Write out every record in full, exactly as written, please.

(Saved data entries)

- - -

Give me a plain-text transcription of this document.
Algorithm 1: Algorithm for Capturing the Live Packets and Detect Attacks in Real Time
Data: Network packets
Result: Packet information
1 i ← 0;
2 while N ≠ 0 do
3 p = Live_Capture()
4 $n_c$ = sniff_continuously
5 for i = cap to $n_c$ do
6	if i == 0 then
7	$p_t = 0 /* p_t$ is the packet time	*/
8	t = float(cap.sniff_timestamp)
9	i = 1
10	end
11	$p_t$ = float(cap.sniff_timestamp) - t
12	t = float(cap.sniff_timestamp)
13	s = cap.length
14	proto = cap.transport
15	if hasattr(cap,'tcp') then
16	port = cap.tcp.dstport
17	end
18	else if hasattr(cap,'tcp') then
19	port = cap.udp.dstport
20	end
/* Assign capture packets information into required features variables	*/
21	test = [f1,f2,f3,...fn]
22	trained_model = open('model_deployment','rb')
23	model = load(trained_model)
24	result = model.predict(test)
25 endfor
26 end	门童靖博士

- - -

Solved problem
Give me a plain-text transcription of this document.
Algorithm 1: Algorithm for Capturing the Live Packets and Detect Attacks in Real Time
Data: Network packets
Result: Packet information
1 i ← 0;
2 while N ≠ 0 do
3 p = Live_Capture()
4 $n_c$ = sniff_continuously
5 for i = cap to $n_c$ do
6	if i == 0 then
7	$p_t = 0 /* p_t$ is the packet time	*/
8	t = float(cap.sniff_timestamp)
9	i = 1
10	end
11	$p_t$ = float(cap.sniff_timestamp) - t
12	t = float(cap.sniff_timestamp)
13	s = cap.length
14	proto = cap.transport
15	if hasattr(cap,'tcp') then
16	port = cap.tcp.dstport
17	end
18	else if hasattr(cap,'tcp') then
19	port = cap.udp.dstport
20	end
/* Assign capture packets information into required features variables	*/
21	test = [f1,f2,f3,...fn]
22	trained_model = open('model_deployment','rb')
23	model = load(trained_model)
24	result = model.predict(test)
25 endfor
26 end	门童靖博士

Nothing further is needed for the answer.